» **WHAT THE TASK ASKS**
Copy out the lines of the records word for word, starting at the line that contains "- right-coastline: [882, 147, 920, 151]" and ending at the line that contains "- right-colorbar-label: 1: [949, 737, 959, 752]", with both of those lines included.

» **RECORD EXTRACTS**
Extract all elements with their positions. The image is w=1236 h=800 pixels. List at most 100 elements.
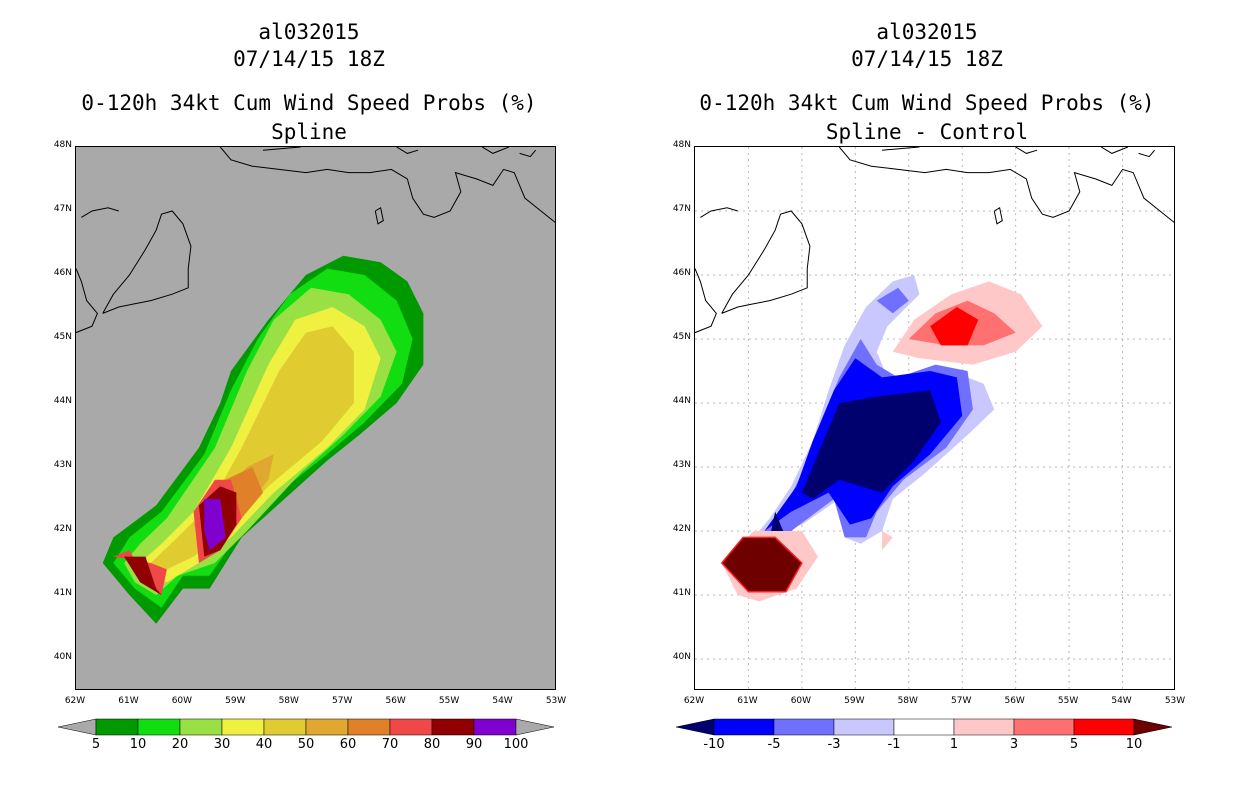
- right-coastline: [882, 147, 920, 151]
- left-colorbar-label: 90: [465, 737, 483, 752]
- right-storm-id: al032015: [876, 20, 978, 44]
- right-lon-label: 58W: [897, 696, 918, 706]
- right-contour-5: [930, 307, 979, 346]
- left-contour-40: [150, 326, 354, 570]
- left-lat-label: 46N: [53, 268, 72, 278]
- right-coastline: [838, 147, 1174, 223]
- left-lat-label: 45N: [53, 332, 72, 342]
- right-colorbar: -10 -5 -3 -1 1 3 5 10: [675, 718, 1173, 758]
- left-colorbar-label: 50: [297, 737, 315, 752]
- left-coastline: [519, 149, 537, 158]
- left-colorbar-swatch: [179, 718, 223, 736]
- left-colorbar-label: 100: [503, 737, 529, 752]
- left-datetime: 07/14/15 18Z: [233, 47, 385, 71]
- right-colorbar-swatch: [773, 718, 835, 736]
- right-colorbar-swatch: [713, 718, 775, 736]
- left-colorbar-swatch: [431, 718, 475, 736]
- left-colorbar-label: 70: [381, 737, 399, 752]
- left-contour-80: [124, 556, 162, 595]
- left-map-plot: [75, 146, 556, 690]
- left-colorbar-svg: [57, 718, 555, 736]
- left-lat-label: 48N: [53, 140, 72, 150]
- left-colorbar-swatch: [263, 718, 307, 736]
- left-colorbar-swatch: [305, 718, 349, 736]
- left-coastline: [81, 207, 119, 218]
- left-colorbar-swatch: [347, 718, 391, 736]
- right-colorbar-left-arrow: [675, 718, 715, 736]
- left-lon-label: 61W: [118, 696, 139, 706]
- right-colorbar-label: 1: [949, 737, 959, 752]
- right-lat-label: 40N: [672, 652, 691, 662]
- right-colorbar-label: 5: [1069, 737, 1079, 752]
- left-coastline: [396, 147, 419, 154]
- left-lon-label: 60W: [171, 696, 193, 706]
- right-coastline: [700, 207, 738, 218]
- right-colorbar-label: 10: [1125, 737, 1143, 752]
- right-colorbar-swatch: [1013, 718, 1075, 736]
- left-lon-label: 57W: [332, 696, 353, 706]
- left-coastline: [481, 147, 510, 154]
- left-map-svg: [76, 147, 555, 689]
- right-panel: al032015 07/14/15 18Z 0-120h 34kt Cum Wi…: [618, 0, 1236, 800]
- right-coastline: [721, 210, 811, 314]
- right-lon-label: 61W: [737, 696, 758, 706]
- right-lon-label: 62W: [683, 696, 705, 706]
- right-datetime: 07/14/15 18Z: [851, 47, 1003, 71]
- right-colorbar-right-arrow: [1133, 718, 1173, 736]
- right-lon-label: 59W: [844, 696, 865, 706]
- right-lon-label: 53W: [1164, 696, 1186, 706]
- right-coastline: [993, 207, 1003, 225]
- left-colorbar-swatch: [137, 718, 181, 736]
- right-colorbar-swatch: [953, 718, 1015, 736]
- left-lat-label: 44N: [53, 396, 72, 406]
- right-lat-label: 44N: [672, 396, 691, 406]
- left-colorbar-left-arrow: [57, 718, 97, 736]
- left-coastline: [102, 210, 192, 314]
- right-coastline: [695, 268, 717, 334]
- left-product-title: 0-120h 34kt Cum Wind Speed Probs (%): [81, 91, 537, 115]
- right-colorbar-swatch: [833, 718, 895, 736]
- left-colorbar: 5 10 20 30 40 50 60 70 80 90 100: [57, 718, 555, 758]
- left-lon-label: 55W: [438, 696, 460, 706]
- right-contour--3: [876, 287, 909, 314]
- right-map-svg: [695, 147, 1174, 689]
- right-contour--10: [801, 390, 941, 499]
- left-colorbar-swatch: [389, 718, 433, 736]
- right-lon-label: 55W: [1057, 696, 1079, 706]
- right-lat-label: 46N: [672, 268, 691, 278]
- left-subtitle: Spline: [271, 120, 347, 144]
- right-lon-label: 56W: [1004, 696, 1025, 706]
- right-colorbar-swatch: [1073, 718, 1135, 736]
- left-colorbar-swatch: [95, 718, 139, 736]
- right-coastline: [1100, 147, 1129, 154]
- left-colorbar-right-arrow: [515, 718, 555, 736]
- left-colorbar-label: 30: [213, 737, 231, 752]
- right-lat-label: 47N: [672, 204, 691, 214]
- right-contour-1: [882, 531, 893, 551]
- left-coastline: [374, 207, 384, 225]
- left-lat-label: 41N: [53, 588, 72, 598]
- right-lat-label: 45N: [672, 332, 691, 342]
- right-contour-10: [720, 536, 803, 593]
- left-coastline: [263, 147, 301, 151]
- left-colorbar-label: 10: [129, 737, 147, 752]
- right-lat-label: 42N: [672, 524, 691, 534]
- left-lat-label: 47N: [53, 204, 72, 214]
- left-colorbar-label: 60: [339, 737, 357, 752]
- left-coastline: [76, 268, 98, 334]
- left-panel: al032015 07/14/15 18Z 0-120h 34kt Cum Wi…: [53, 20, 566, 758]
- right-colorbar-label: -3: [827, 737, 841, 752]
- left-colorbar-label: 5: [91, 737, 101, 752]
- left-lon-label: 62W: [64, 696, 86, 706]
- right-colorbar-label: 3: [1009, 737, 1019, 752]
- left-coastline: [219, 147, 555, 223]
- right-coastline: [1015, 147, 1038, 154]
- right-map-plot: [694, 146, 1175, 690]
- right-colorbar-svg: [675, 718, 1173, 736]
- left-colorbar-label: 80: [423, 737, 441, 752]
- left-contour-90: [204, 499, 226, 551]
- right-lon-label: 60W: [790, 696, 812, 706]
- right-subtitle: Spline - Control: [825, 120, 1029, 144]
- right-coastline: [1138, 149, 1156, 158]
- left-colorbar-label: 20: [171, 737, 189, 752]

» **COMPLETE ANSWER**
- right-coastline: [882, 147, 920, 151]
- left-colorbar-label: 90: [465, 737, 483, 752]
- right-storm-id: al032015: [876, 20, 978, 44]
- right-lon-label: 58W: [897, 696, 918, 706]
- right-contour-5: [930, 307, 979, 346]
- left-contour-40: [150, 326, 354, 570]
- left-lat-label: 46N: [53, 268, 72, 278]
- right-coastline: [838, 147, 1174, 223]
- left-lat-label: 45N: [53, 332, 72, 342]
- right-colorbar: -10 -5 -3 -1 1 3 5 10: [675, 718, 1173, 758]
- left-colorbar-label: 50: [297, 737, 315, 752]
- left-coastline: [519, 149, 537, 158]
- left-colorbar-swatch: [179, 718, 223, 736]
- left-colorbar-label: 100: [503, 737, 529, 752]
- left-datetime: 07/14/15 18Z: [233, 47, 385, 71]
- right-colorbar-swatch: [773, 718, 835, 736]
- right-colorbar-swatch: [713, 718, 775, 736]
- left-colorbar-swatch: [431, 718, 475, 736]
- left-colorbar-label: 70: [381, 737, 399, 752]
- left-contour-80: [124, 556, 162, 595]
- left-map-plot: [75, 146, 556, 690]
- left-colorbar-svg: [57, 718, 555, 736]
- left-lat-label: 48N: [53, 140, 72, 150]
- left-colorbar-swatch: [263, 718, 307, 736]
- left-colorbar-swatch: [305, 718, 349, 736]
- left-coastline: [81, 207, 119, 218]
- left-colorbar-swatch: [347, 718, 391, 736]
- right-colorbar-left-arrow: [675, 718, 715, 736]
- left-lon-label: 61W: [118, 696, 139, 706]
- right-colorbar-label: 1: [949, 737, 959, 752]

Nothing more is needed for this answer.